Task goal. Omit the pictures, then write out every entry exactly as it reads.

Input records.
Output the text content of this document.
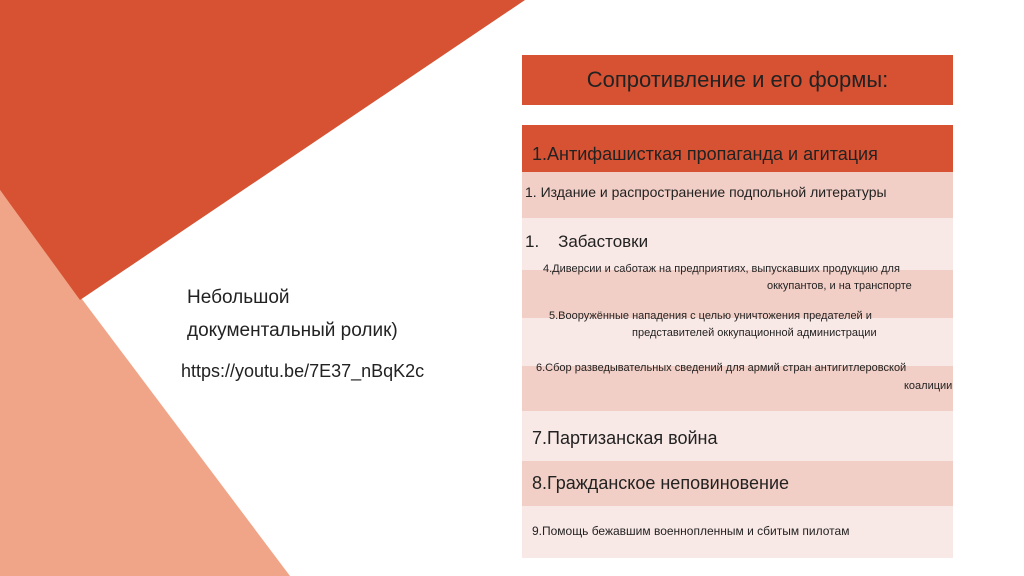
Сопротивление и его формы:
Небольшой
документальный ролик)
https://youtu.be/7E37_nBqK2c
1.Антифашисткая пропаганда и агитация
1. Издание и распространение подпольной литературы
1.    Забастовки
4.Диверсии и саботаж на предприятиях, выпускавших продукцию для
оккупантов, и на транспорте
5.Вооружённые нападения с целью уничтожения предателей и
представителей оккупационной администрации
6.Сбор разведывательных сведений для армий стран антигитлеровской
коалиции
7.Партизанская война
8.Гражданское неповиновение
9.Помощь бежавшим военнопленным и сбитым пилотам
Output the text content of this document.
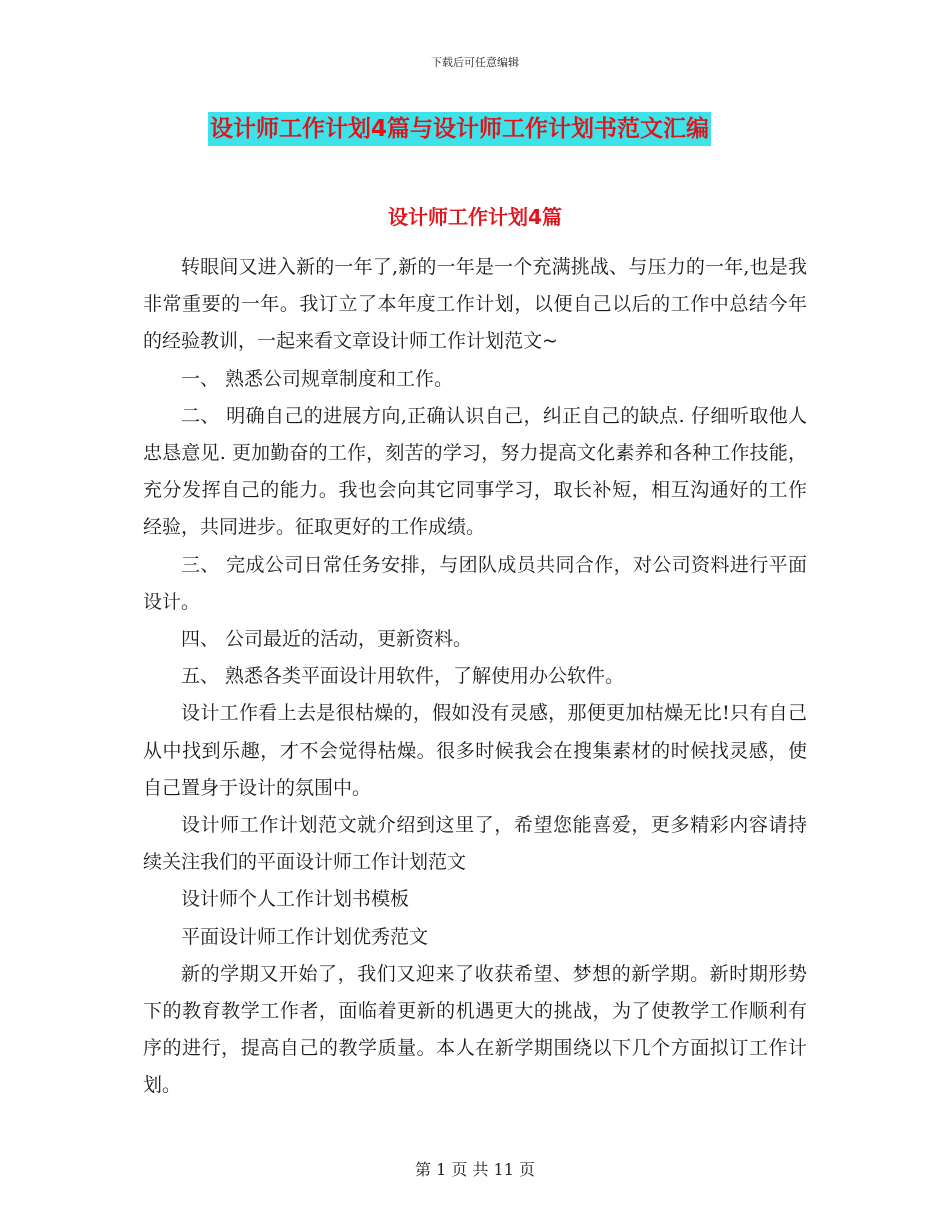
下载后可任意编辑
设计师工作计划4篇与设计师工作计划书范文汇编
设计师工作计划4篇

转眼间又进入新的一年了,新的一年是一个充满挑战、与压力的一年,也是我非常重要的一年。我订立了本年度工作计划，以便自己以后的工作中总结今年的经验教训，一起来看文章设计师工作计划范文~

一、 熟悉公司规章制度和工作。

二、 明确自己的进展方向,正确认识自己，纠正自己的缺点. 仔细听取他人忠恳意见. 更加勤奋的工作，刻苦的学习，努力提高文化素养和各种工作技能，充分发挥自己的能力。我也会向其它同事学习，取长补短，相互沟通好的工作经验，共同进步。征取更好的工作成绩。

三、 完成公司日常任务安排，与团队成员共同合作，对公司资料进行平面设计。

四、 公司最近的活动，更新资料。

五、 熟悉各类平面设计用软件，了解使用办公软件。

设计工作看上去是很枯燥的，假如没有灵感，那便更加枯燥无比!只有自己从中找到乐趣，才不会觉得枯燥。很多时候我会在搜集素材的时候找灵感，使自己置身于设计的氛围中。

设计师工作计划范文就介绍到这里了，希望您能喜爱，更多精彩内容请持续关注我们的平面设计师工作计划范文

设计师个人工作计划书模板

平面设计师工作计划优秀范文

新的学期又开始了，我们又迎来了收获希望、梦想的新学期。新时期形势下的教育教学工作者，面临着更新的机遇更大的挑战，为了使教学工作顺利有序的进行，提高自己的教学质量。本人在新学期围绕以下几个方面拟订工作计划。

第 1 页 共 11 页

Complete answer.
Output the text content of this document.
Сопротивление и его формы:
Небольшой
документальный ролик)
https://youtu.be/7E37_nBqK2c
1.Антифашисткая пропаганда и агитация
1. Издание и распространение подпольной литературы
1.    Забастовки
4.Диверсии и саботаж на предприятиях, выпускавших продукцию для
оккупантов, и на транспорте
5.Вооружённые нападения с целью уничтожения предателей и
представителей оккупационной администрации
6.Сбор разведывательных сведений для армий стран антигитлеровской
коалиции
7.Партизанская война
8.Гражданское неповиновение
9.Помощь бежавшим военнопленным и сбитым пилотам
Output the text content of this document.
下载后可任意编辑
设计师工作计划4篇与设计师工作计划书范文汇编
设计师工作计划4篇

转眼间又进入新的一年了,新的一年是一个充满挑战、与压力的一年,也是我非常重要的一年。我订立了本年度工作计划，以便自己以后的工作中总结今年的经验教训，一起来看文章设计师工作计划范文~

一、 熟悉公司规章制度和工作。

二、 明确自己的进展方向,正确认识自己，纠正自己的缺点. 仔细听取他人忠恳意见. 更加勤奋的工作，刻苦的学习，努力提高文化素养和各种工作技能，充分发挥自己的能力。我也会向其它同事学习，取长补短，相互沟通好的工作经验，共同进步。征取更好的工作成绩。

三、 完成公司日常任务安排，与团队成员共同合作，对公司资料进行平面设计。

四、 公司最近的活动，更新资料。

五、 熟悉各类平面设计用软件，了解使用办公软件。

设计工作看上去是很枯燥的，假如没有灵感，那便更加枯燥无比!只有自己从中找到乐趣，才不会觉得枯燥。很多时候我会在搜集素材的时候找灵感，使自己置身于设计的氛围中。

设计师工作计划范文就介绍到这里了，希望您能喜爱，更多精彩内容请持续关注我们的平面设计师工作计划范文

设计师个人工作计划书模板

平面设计师工作计划优秀范文

新的学期又开始了，我们又迎来了收获希望、梦想的新学期。新时期形势下的教育教学工作者，面临着更新的机遇更大的挑战，为了使教学工作顺利有序的进行，提高自己的教学质量。本人在新学期围绕以下几个方面拟订工作计划。

第 1 页 共 11 页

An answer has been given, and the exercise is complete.